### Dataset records
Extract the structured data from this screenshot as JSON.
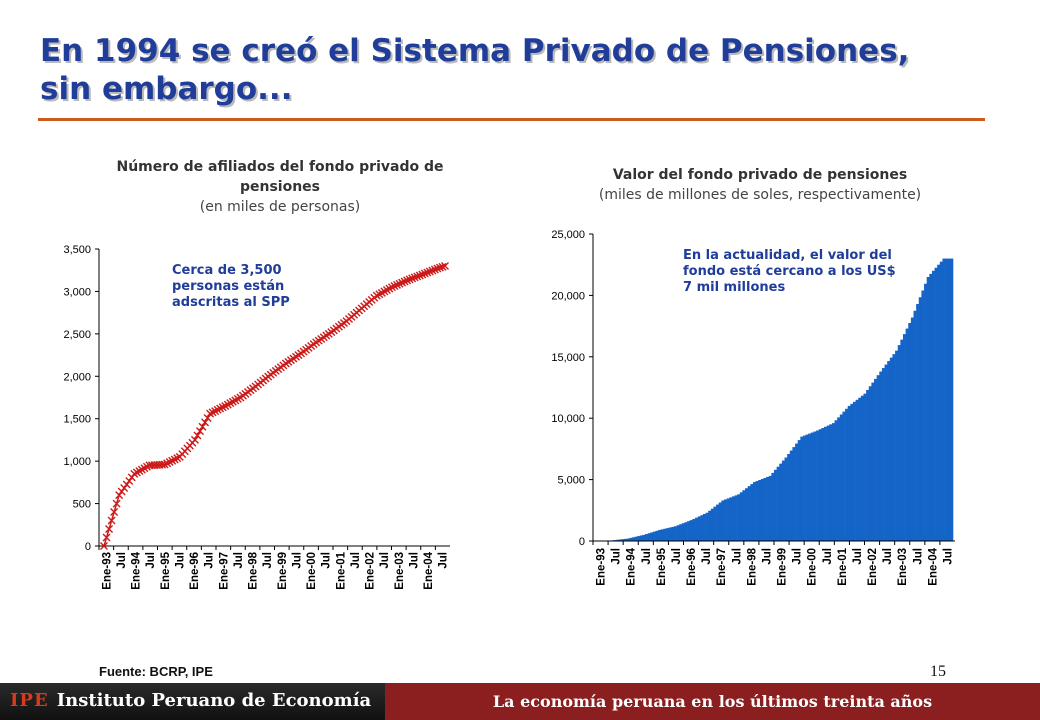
{
  "slide": {
    "title_line1": "En 1994 se creó el Sistema Privado de Pensiones,",
    "title_line2": "sin embargo...",
    "source": "Fuente: BCRP, IPE",
    "page_number": "15",
    "footer_logo": "IPE",
    "footer_institute": "Instituto Peruano de Economía",
    "footer_tagline": "La economía peruana en los últimos treinta años",
    "colors": {
      "title": "#1f3d99",
      "rule": "#cc5a1e",
      "line": "#cc1a1a",
      "bars": "#1565c8",
      "footer_red": "#8b1f1f"
    }
  },
  "chart_data": [
    {
      "type": "line",
      "title": "Número de afiliados del fondo privado de pensiones",
      "subtitle": "(en miles de personas)",
      "annotation": "Cerca de 3,500 personas están adscritas al SPP",
      "x_ticks": [
        "Ene-93",
        "Jul",
        "Ene-94",
        "Jul",
        "Ene-95",
        "Jul",
        "Ene-96",
        "Jul",
        "Ene-97",
        "Jul",
        "Ene-98",
        "Jul",
        "Ene-99",
        "Jul",
        "Ene-00",
        "Jul",
        "Ene-01",
        "Jul",
        "Ene-02",
        "Jul",
        "Ene-03",
        "Jul",
        "Ene-04",
        "Jul"
      ],
      "y_ticks": [
        "0",
        "500",
        "1,000",
        "1,500",
        "2,000",
        "2,500",
        "3,000",
        "3,500"
      ],
      "ylim": [
        0,
        3500
      ],
      "marker": "x",
      "x_start": "1993-07",
      "x_end": "2004-10",
      "frequency": "monthly",
      "anchors": [
        {
          "date": "1993-07",
          "value": 0
        },
        {
          "date": "1993-10",
          "value": 300
        },
        {
          "date": "1994-01",
          "value": 600
        },
        {
          "date": "1994-07",
          "value": 850
        },
        {
          "date": "1995-01",
          "value": 950
        },
        {
          "date": "1995-07",
          "value": 960
        },
        {
          "date": "1996-01",
          "value": 1050
        },
        {
          "date": "1996-07",
          "value": 1250
        },
        {
          "date": "1997-01",
          "value": 1560
        },
        {
          "date": "1997-07",
          "value": 1650
        },
        {
          "date": "1998-01",
          "value": 1750
        },
        {
          "date": "1998-07",
          "value": 1880
        },
        {
          "date": "1999-01",
          "value": 2020
        },
        {
          "date": "1999-07",
          "value": 2150
        },
        {
          "date": "2000-01",
          "value": 2270
        },
        {
          "date": "2000-07",
          "value": 2400
        },
        {
          "date": "2001-01",
          "value": 2520
        },
        {
          "date": "2001-07",
          "value": 2650
        },
        {
          "date": "2002-01",
          "value": 2800
        },
        {
          "date": "2002-07",
          "value": 2950
        },
        {
          "date": "2003-01",
          "value": 3050
        },
        {
          "date": "2003-07",
          "value": 3130
        },
        {
          "date": "2004-01",
          "value": 3200
        },
        {
          "date": "2004-07",
          "value": 3270
        },
        {
          "date": "2004-10",
          "value": 3300
        }
      ]
    },
    {
      "type": "bar",
      "title": "Valor del fondo privado de pensiones",
      "subtitle": "(miles de millones de soles, respectivamente)",
      "annotation": "En la actualidad, el valor del fondo está cercano a los US$ 7 mil millones",
      "x_ticks": [
        "Ene-93",
        "Jul",
        "Ene-94",
        "Jul",
        "Ene-95",
        "Jul",
        "Ene-96",
        "Jul",
        "Ene-97",
        "Jul",
        "Ene-98",
        "Jul",
        "Ene-99",
        "Jul",
        "Ene-00",
        "Jul",
        "Ene-01",
        "Jul",
        "Ene-02",
        "Jul",
        "Ene-03",
        "Jul",
        "Ene-04",
        "Jul"
      ],
      "y_ticks": [
        "0",
        "5,000",
        "10,000",
        "15,000",
        "20,000",
        "25,000"
      ],
      "ylim": [
        0,
        25000
      ],
      "x_start": "1993-07",
      "x_end": "2004-10",
      "frequency": "monthly",
      "anchors": [
        {
          "date": "1993-07",
          "value": 0
        },
        {
          "date": "1994-01",
          "value": 50
        },
        {
          "date": "1994-07",
          "value": 200
        },
        {
          "date": "1995-01",
          "value": 500
        },
        {
          "date": "1995-07",
          "value": 900
        },
        {
          "date": "1996-01",
          "value": 1200
        },
        {
          "date": "1996-07",
          "value": 1700
        },
        {
          "date": "1997-01",
          "value": 2300
        },
        {
          "date": "1997-07",
          "value": 3300
        },
        {
          "date": "1998-01",
          "value": 3800
        },
        {
          "date": "1998-07",
          "value": 4800
        },
        {
          "date": "1999-01",
          "value": 5300
        },
        {
          "date": "1999-07",
          "value": 6800
        },
        {
          "date": "2000-01",
          "value": 8500
        },
        {
          "date": "2000-07",
          "value": 9000
        },
        {
          "date": "2001-01",
          "value": 9600
        },
        {
          "date": "2001-07",
          "value": 11000
        },
        {
          "date": "2002-01",
          "value": 12000
        },
        {
          "date": "2002-07",
          "value": 13800
        },
        {
          "date": "2003-01",
          "value": 15500
        },
        {
          "date": "2003-07",
          "value": 18200
        },
        {
          "date": "2004-01",
          "value": 21500
        },
        {
          "date": "2004-07",
          "value": 23000
        },
        {
          "date": "2004-10",
          "value": 23000
        }
      ]
    }
  ]
}
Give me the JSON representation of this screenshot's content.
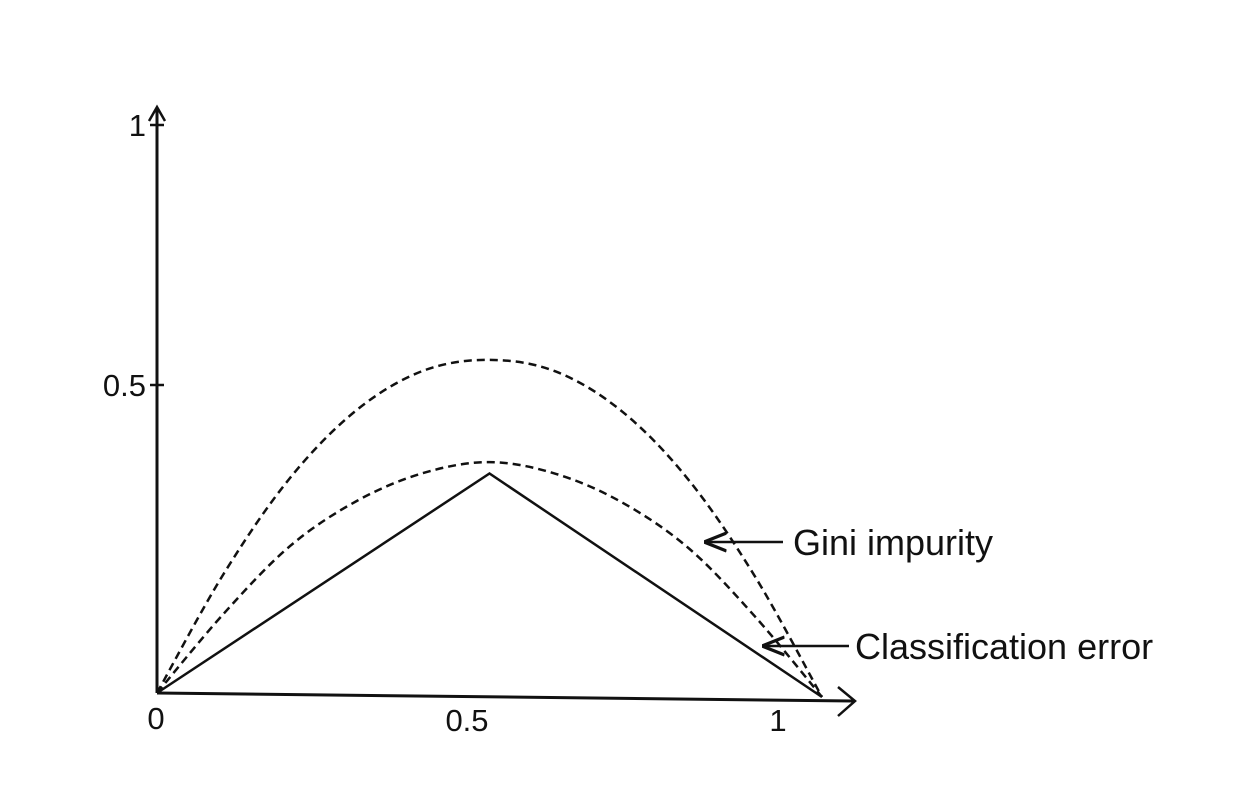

### WHAT YOU SHOULD DO
Using the material above, report each line where "screenshot" occurs.

### COMPLETE RESPONSE
Extract the structured data from this screenshot as JSON.
Give me the JSON representation of this screenshot's content.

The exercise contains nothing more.